* BEGIN *

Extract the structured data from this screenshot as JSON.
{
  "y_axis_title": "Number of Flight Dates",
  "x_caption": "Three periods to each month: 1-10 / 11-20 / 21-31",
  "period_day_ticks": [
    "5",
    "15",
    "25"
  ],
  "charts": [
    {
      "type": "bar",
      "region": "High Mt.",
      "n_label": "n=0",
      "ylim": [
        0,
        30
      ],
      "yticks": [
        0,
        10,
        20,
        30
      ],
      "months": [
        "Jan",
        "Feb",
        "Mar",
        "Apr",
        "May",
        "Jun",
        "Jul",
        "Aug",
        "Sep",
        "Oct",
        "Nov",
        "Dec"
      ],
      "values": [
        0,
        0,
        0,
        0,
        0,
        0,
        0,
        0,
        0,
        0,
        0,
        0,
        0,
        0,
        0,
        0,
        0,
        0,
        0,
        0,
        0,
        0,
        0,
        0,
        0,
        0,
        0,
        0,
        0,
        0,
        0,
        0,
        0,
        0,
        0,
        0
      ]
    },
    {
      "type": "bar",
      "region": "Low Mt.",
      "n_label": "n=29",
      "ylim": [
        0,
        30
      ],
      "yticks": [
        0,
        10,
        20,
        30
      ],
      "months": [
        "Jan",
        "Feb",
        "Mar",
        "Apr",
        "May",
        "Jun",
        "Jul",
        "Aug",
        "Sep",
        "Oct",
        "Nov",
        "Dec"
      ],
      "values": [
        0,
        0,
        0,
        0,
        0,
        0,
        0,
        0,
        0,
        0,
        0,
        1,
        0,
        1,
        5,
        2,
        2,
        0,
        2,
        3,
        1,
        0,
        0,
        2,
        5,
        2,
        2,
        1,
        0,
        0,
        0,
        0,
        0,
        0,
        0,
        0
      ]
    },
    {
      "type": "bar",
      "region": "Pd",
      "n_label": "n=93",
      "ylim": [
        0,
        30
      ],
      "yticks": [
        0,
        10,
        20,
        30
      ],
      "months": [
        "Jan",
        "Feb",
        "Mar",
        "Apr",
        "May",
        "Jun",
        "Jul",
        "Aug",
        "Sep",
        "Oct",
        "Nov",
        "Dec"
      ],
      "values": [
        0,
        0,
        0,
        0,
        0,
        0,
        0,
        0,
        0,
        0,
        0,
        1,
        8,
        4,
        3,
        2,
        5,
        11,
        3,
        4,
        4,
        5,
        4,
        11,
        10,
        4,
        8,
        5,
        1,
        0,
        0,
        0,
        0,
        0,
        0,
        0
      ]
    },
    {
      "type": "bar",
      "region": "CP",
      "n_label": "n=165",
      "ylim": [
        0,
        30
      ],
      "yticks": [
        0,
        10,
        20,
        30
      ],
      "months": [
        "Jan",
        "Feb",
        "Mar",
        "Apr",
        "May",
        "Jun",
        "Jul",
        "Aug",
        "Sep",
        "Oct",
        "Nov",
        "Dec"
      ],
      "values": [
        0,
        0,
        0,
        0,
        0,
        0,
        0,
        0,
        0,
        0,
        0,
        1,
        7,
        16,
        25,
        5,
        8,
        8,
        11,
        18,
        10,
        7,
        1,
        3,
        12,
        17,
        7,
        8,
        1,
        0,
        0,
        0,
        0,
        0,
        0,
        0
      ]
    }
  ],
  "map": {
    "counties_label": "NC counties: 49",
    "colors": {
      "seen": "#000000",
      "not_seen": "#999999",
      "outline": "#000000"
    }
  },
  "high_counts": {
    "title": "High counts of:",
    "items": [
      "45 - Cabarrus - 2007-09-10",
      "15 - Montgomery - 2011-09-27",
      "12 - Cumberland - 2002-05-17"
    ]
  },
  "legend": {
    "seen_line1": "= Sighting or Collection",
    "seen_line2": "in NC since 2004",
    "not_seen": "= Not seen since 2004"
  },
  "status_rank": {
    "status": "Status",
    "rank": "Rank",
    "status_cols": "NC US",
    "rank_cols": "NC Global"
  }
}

* END *
* BEGIN *

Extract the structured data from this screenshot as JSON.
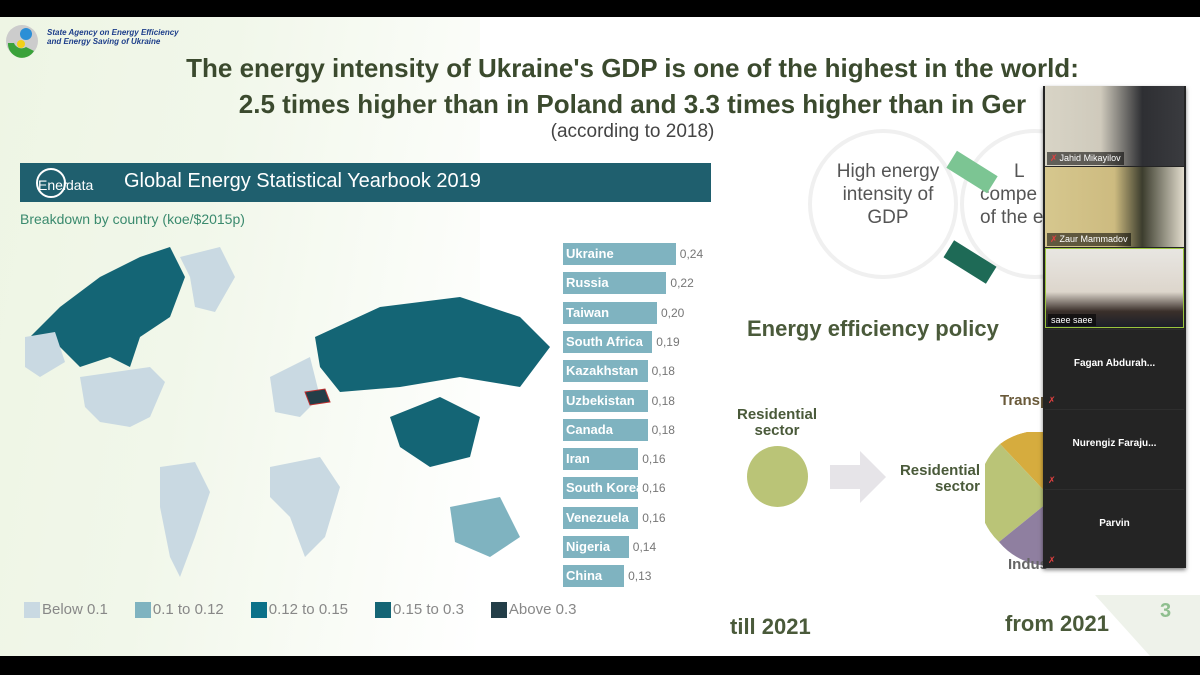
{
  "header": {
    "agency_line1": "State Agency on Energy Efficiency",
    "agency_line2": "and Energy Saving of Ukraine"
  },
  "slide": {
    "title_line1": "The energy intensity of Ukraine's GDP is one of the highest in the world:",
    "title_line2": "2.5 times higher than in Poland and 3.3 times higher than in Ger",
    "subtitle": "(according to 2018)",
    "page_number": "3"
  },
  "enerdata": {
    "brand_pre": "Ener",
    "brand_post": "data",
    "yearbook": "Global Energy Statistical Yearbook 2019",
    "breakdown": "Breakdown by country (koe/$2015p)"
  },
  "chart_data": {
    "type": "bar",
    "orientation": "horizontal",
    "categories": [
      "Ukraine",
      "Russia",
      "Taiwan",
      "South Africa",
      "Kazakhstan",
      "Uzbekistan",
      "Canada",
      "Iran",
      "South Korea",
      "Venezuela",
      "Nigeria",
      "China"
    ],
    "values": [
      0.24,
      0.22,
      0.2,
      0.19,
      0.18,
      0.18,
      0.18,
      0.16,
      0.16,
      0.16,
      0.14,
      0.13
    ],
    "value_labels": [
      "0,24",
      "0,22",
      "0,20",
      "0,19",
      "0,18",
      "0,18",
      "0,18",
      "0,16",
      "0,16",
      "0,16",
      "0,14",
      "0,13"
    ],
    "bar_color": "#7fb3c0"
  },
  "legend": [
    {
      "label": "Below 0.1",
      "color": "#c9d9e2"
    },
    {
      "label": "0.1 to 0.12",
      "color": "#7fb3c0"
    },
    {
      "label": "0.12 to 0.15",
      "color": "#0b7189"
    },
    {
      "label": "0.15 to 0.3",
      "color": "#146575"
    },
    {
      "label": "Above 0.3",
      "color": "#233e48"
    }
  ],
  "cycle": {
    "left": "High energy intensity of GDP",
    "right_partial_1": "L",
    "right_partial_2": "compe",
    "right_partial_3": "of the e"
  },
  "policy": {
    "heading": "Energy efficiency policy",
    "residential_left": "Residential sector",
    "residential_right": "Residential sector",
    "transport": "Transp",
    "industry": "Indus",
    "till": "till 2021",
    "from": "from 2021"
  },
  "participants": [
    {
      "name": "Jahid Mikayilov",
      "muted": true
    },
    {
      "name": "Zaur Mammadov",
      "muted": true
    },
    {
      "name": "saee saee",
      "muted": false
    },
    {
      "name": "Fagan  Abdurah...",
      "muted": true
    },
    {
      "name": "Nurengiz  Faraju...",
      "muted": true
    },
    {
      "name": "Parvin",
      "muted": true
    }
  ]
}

* END *

## Directions
Above are entries; state the number of lines among them that contain "intensity", and nothing else.

## Result of this exercise
2